# START OF Exercise input
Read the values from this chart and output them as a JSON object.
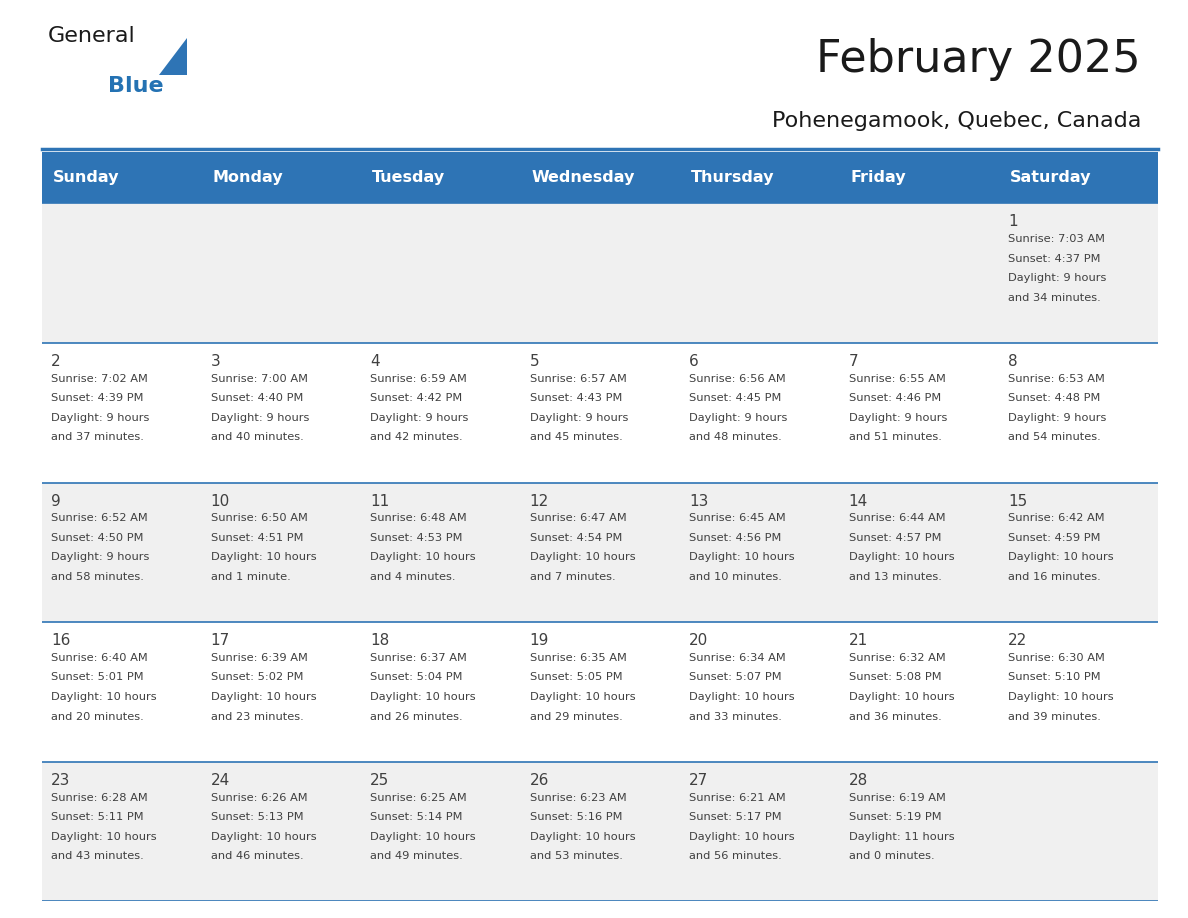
{
  "title": "February 2025",
  "subtitle": "Pohenegamook, Quebec, Canada",
  "header_bg": "#2E74B5",
  "header_text_color": "#FFFFFF",
  "cell_bg_white": "#FFFFFF",
  "cell_bg_gray": "#F0F0F0",
  "border_color": "#2E74B5",
  "text_color": "#404040",
  "days_of_week": [
    "Sunday",
    "Monday",
    "Tuesday",
    "Wednesday",
    "Thursday",
    "Friday",
    "Saturday"
  ],
  "calendar_data": [
    [
      null,
      null,
      null,
      null,
      null,
      null,
      {
        "day": 1,
        "sunrise": "7:03 AM",
        "sunset": "4:37 PM",
        "daylight": "9 hours",
        "daylight2": "and 34 minutes."
      }
    ],
    [
      {
        "day": 2,
        "sunrise": "7:02 AM",
        "sunset": "4:39 PM",
        "daylight": "9 hours",
        "daylight2": "and 37 minutes."
      },
      {
        "day": 3,
        "sunrise": "7:00 AM",
        "sunset": "4:40 PM",
        "daylight": "9 hours",
        "daylight2": "and 40 minutes."
      },
      {
        "day": 4,
        "sunrise": "6:59 AM",
        "sunset": "4:42 PM",
        "daylight": "9 hours",
        "daylight2": "and 42 minutes."
      },
      {
        "day": 5,
        "sunrise": "6:57 AM",
        "sunset": "4:43 PM",
        "daylight": "9 hours",
        "daylight2": "and 45 minutes."
      },
      {
        "day": 6,
        "sunrise": "6:56 AM",
        "sunset": "4:45 PM",
        "daylight": "9 hours",
        "daylight2": "and 48 minutes."
      },
      {
        "day": 7,
        "sunrise": "6:55 AM",
        "sunset": "4:46 PM",
        "daylight": "9 hours",
        "daylight2": "and 51 minutes."
      },
      {
        "day": 8,
        "sunrise": "6:53 AM",
        "sunset": "4:48 PM",
        "daylight": "9 hours",
        "daylight2": "and 54 minutes."
      }
    ],
    [
      {
        "day": 9,
        "sunrise": "6:52 AM",
        "sunset": "4:50 PM",
        "daylight": "9 hours",
        "daylight2": "and 58 minutes."
      },
      {
        "day": 10,
        "sunrise": "6:50 AM",
        "sunset": "4:51 PM",
        "daylight": "10 hours",
        "daylight2": "and 1 minute."
      },
      {
        "day": 11,
        "sunrise": "6:48 AM",
        "sunset": "4:53 PM",
        "daylight": "10 hours",
        "daylight2": "and 4 minutes."
      },
      {
        "day": 12,
        "sunrise": "6:47 AM",
        "sunset": "4:54 PM",
        "daylight": "10 hours",
        "daylight2": "and 7 minutes."
      },
      {
        "day": 13,
        "sunrise": "6:45 AM",
        "sunset": "4:56 PM",
        "daylight": "10 hours",
        "daylight2": "and 10 minutes."
      },
      {
        "day": 14,
        "sunrise": "6:44 AM",
        "sunset": "4:57 PM",
        "daylight": "10 hours",
        "daylight2": "and 13 minutes."
      },
      {
        "day": 15,
        "sunrise": "6:42 AM",
        "sunset": "4:59 PM",
        "daylight": "10 hours",
        "daylight2": "and 16 minutes."
      }
    ],
    [
      {
        "day": 16,
        "sunrise": "6:40 AM",
        "sunset": "5:01 PM",
        "daylight": "10 hours",
        "daylight2": "and 20 minutes."
      },
      {
        "day": 17,
        "sunrise": "6:39 AM",
        "sunset": "5:02 PM",
        "daylight": "10 hours",
        "daylight2": "and 23 minutes."
      },
      {
        "day": 18,
        "sunrise": "6:37 AM",
        "sunset": "5:04 PM",
        "daylight": "10 hours",
        "daylight2": "and 26 minutes."
      },
      {
        "day": 19,
        "sunrise": "6:35 AM",
        "sunset": "5:05 PM",
        "daylight": "10 hours",
        "daylight2": "and 29 minutes."
      },
      {
        "day": 20,
        "sunrise": "6:34 AM",
        "sunset": "5:07 PM",
        "daylight": "10 hours",
        "daylight2": "and 33 minutes."
      },
      {
        "day": 21,
        "sunrise": "6:32 AM",
        "sunset": "5:08 PM",
        "daylight": "10 hours",
        "daylight2": "and 36 minutes."
      },
      {
        "day": 22,
        "sunrise": "6:30 AM",
        "sunset": "5:10 PM",
        "daylight": "10 hours",
        "daylight2": "and 39 minutes."
      }
    ],
    [
      {
        "day": 23,
        "sunrise": "6:28 AM",
        "sunset": "5:11 PM",
        "daylight": "10 hours",
        "daylight2": "and 43 minutes."
      },
      {
        "day": 24,
        "sunrise": "6:26 AM",
        "sunset": "5:13 PM",
        "daylight": "10 hours",
        "daylight2": "and 46 minutes."
      },
      {
        "day": 25,
        "sunrise": "6:25 AM",
        "sunset": "5:14 PM",
        "daylight": "10 hours",
        "daylight2": "and 49 minutes."
      },
      {
        "day": 26,
        "sunrise": "6:23 AM",
        "sunset": "5:16 PM",
        "daylight": "10 hours",
        "daylight2": "and 53 minutes."
      },
      {
        "day": 27,
        "sunrise": "6:21 AM",
        "sunset": "5:17 PM",
        "daylight": "10 hours",
        "daylight2": "and 56 minutes."
      },
      {
        "day": 28,
        "sunrise": "6:19 AM",
        "sunset": "5:19 PM",
        "daylight": "11 hours",
        "daylight2": "and 0 minutes."
      },
      null
    ]
  ],
  "logo_text1": "General",
  "logo_text2": "Blue",
  "logo_text1_color": "#1a1a1a",
  "logo_text2_color": "#2472B3",
  "title_fontsize": 32,
  "subtitle_fontsize": 16,
  "header_fontsize": 11.5,
  "day_num_fontsize": 11,
  "cell_text_fontsize": 8.2
}
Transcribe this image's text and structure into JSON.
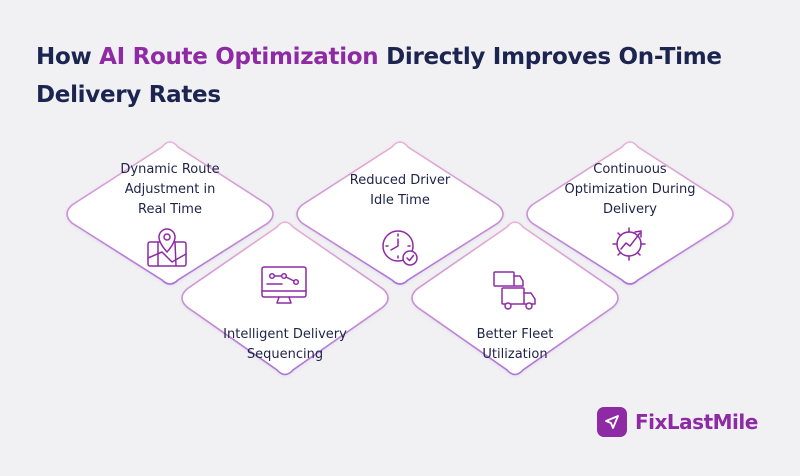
{
  "header": {
    "title_before": "How ",
    "title_accent": "AI Route Optimization",
    "title_after": " Directly Improves On-Time Delivery Rates"
  },
  "cards": [
    {
      "label_lines": [
        "Dynamic Route",
        "Adjustment in",
        "Real Time"
      ],
      "icon": "map-pin-icon"
    },
    {
      "label_lines": [
        "Intelligent Delivery",
        "Sequencing"
      ],
      "icon": "monitor-workflow-icon"
    },
    {
      "label_lines": [
        "Reduced Driver",
        "Idle Time"
      ],
      "icon": "clock-check-icon"
    },
    {
      "label_lines": [
        "Better Fleet",
        "Utilization"
      ],
      "icon": "trucks-icon"
    },
    {
      "label_lines": [
        "Continuous",
        "Optimization During",
        "Delivery"
      ],
      "icon": "gear-growth-icon"
    }
  ],
  "brand": {
    "name": "FixLastMile",
    "accent_color": "#8e2aa4",
    "border_gradient": [
      "#e6a9d2",
      "#a86fd8"
    ]
  }
}
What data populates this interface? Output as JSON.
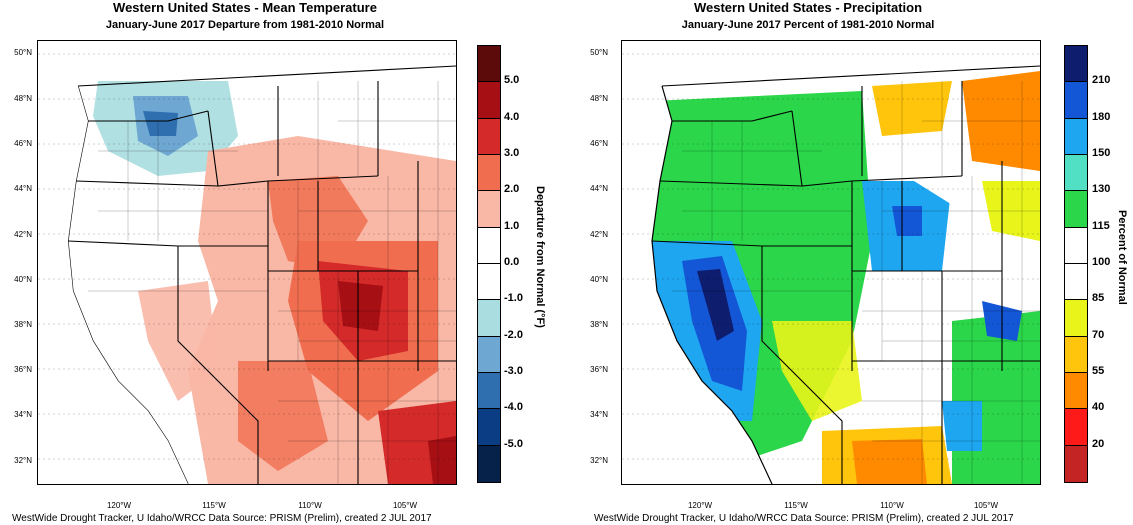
{
  "left": {
    "title": "Western United States - Mean Temperature",
    "subtitle": "January-June 2017  Departure from 1981-2010 Normal",
    "legend_label": "Departure from Normal (°F)",
    "legend_ticks": [
      "5.0",
      "4.0",
      "3.0",
      "2.0",
      "1.0",
      "0.0",
      "-1.0",
      "-2.0",
      "-3.0",
      "-4.0",
      "-5.0"
    ],
    "legend_colors": [
      "#5c0a0a",
      "#a60f14",
      "#d42a2a",
      "#f06e4f",
      "#f9b7a6",
      "#ffffff",
      "#ffffff",
      "#a9dde0",
      "#6ea7d1",
      "#2f6fb0",
      "#0b3d84",
      "#07224a"
    ],
    "credit": "WestWide Drought Tracker, U Idaho/WRCC Data Source: PRISM (Prelim), created  2 JUL 2017"
  },
  "right": {
    "title": "Western United States - Precipitation",
    "subtitle": "January-June 2017  Percent of 1981-2010 Normal",
    "legend_label": "Percent of Normal",
    "legend_ticks": [
      "210",
      "180",
      "150",
      "130",
      "115",
      "100",
      "85",
      "70",
      "55",
      "40",
      "20"
    ],
    "legend_colors": [
      "#0e1d6e",
      "#1457d6",
      "#1ea6f0",
      "#52e0c4",
      "#2bd64a",
      "#ffffff",
      "#ffffff",
      "#e9f51a",
      "#ffc40c",
      "#ff8a00",
      "#ff1a1a",
      "#c42424"
    ],
    "credit": "WestWide Drought Tracker, U Idaho/WRCC Data Source: PRISM (Prelim), created  2 JUL 2017"
  },
  "lat_labels": [
    "50°N",
    "48°N",
    "46°N",
    "44°N",
    "42°N",
    "40°N",
    "38°N",
    "36°N",
    "34°N",
    "32°N"
  ],
  "lon_labels": [
    "120°W",
    "115°W",
    "110°W",
    "105°W"
  ]
}
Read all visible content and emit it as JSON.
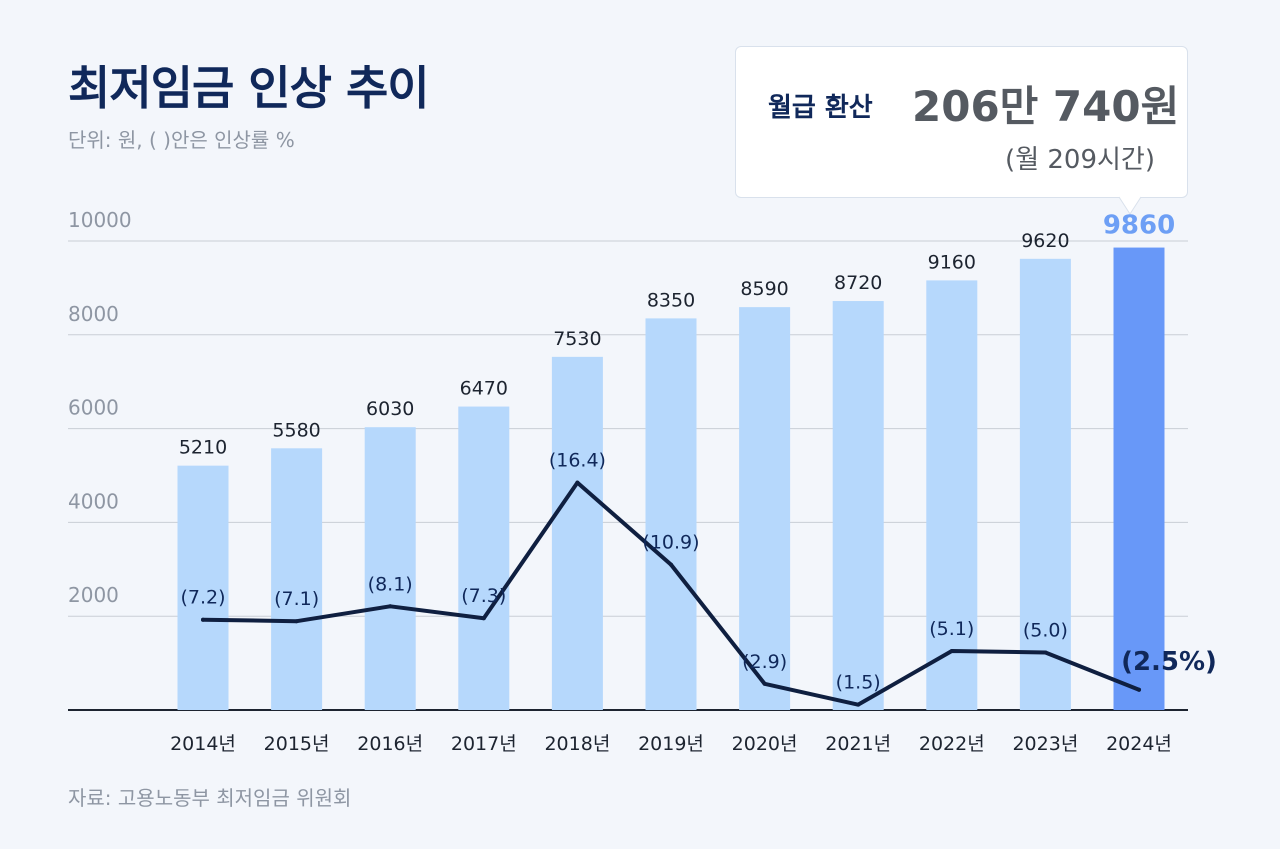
{
  "title": "최저임금 인상 추이",
  "subtitle": "단위: 원, ( )안은 인상률 %",
  "source": "자료: 고용노동부 최저임금 위원회",
  "callout": {
    "label": "월급 환산",
    "amount": "206만 740원",
    "hours": "(월 209시간)"
  },
  "colors": {
    "bar": "#b6d8fc",
    "bar_highlight": "#6898f8",
    "line": "#0f1f40",
    "grid": "#c9ced6",
    "baseline": "#1d2430"
  },
  "chart_data": {
    "type": "bar",
    "categories": [
      "2014년",
      "2015년",
      "2016년",
      "2017년",
      "2018년",
      "2019년",
      "2020년",
      "2021년",
      "2022년",
      "2023년",
      "2024년"
    ],
    "series": [
      {
        "type": "bar",
        "values": [
          5210,
          5580,
          6030,
          6470,
          7530,
          8350,
          8590,
          8720,
          9160,
          9620,
          9860
        ]
      },
      {
        "type": "line",
        "values": [
          7.2,
          7.1,
          8.1,
          7.3,
          16.4,
          10.9,
          2.9,
          1.5,
          5.1,
          5.0,
          2.5
        ],
        "labels": [
          "(7.2)",
          "(7.1)",
          "(8.1)",
          "(7.3)",
          "(16.4)",
          "(10.9)",
          "(2.9)",
          "(1.5)",
          "(5.1)",
          "(5.0)",
          "(2.5%)"
        ]
      }
    ],
    "yticks": [
      2000,
      4000,
      6000,
      8000,
      10000
    ],
    "ylim": [
      0,
      10000
    ],
    "highlight_index": 10,
    "grid": true
  }
}
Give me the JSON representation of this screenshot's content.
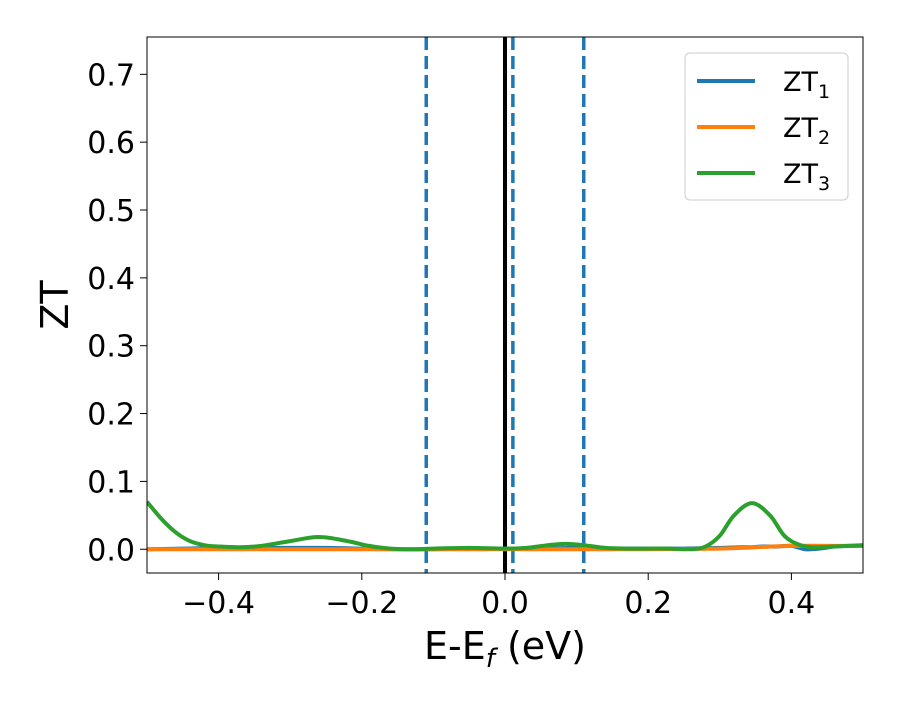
# END OF Exercise input
*Task:* Go through the entries above and pull out each line with "Western" in it.

*Expected answer:*
    "title": "Western United States - Mean Temperature",
    "title": "Western United States - Precipitation",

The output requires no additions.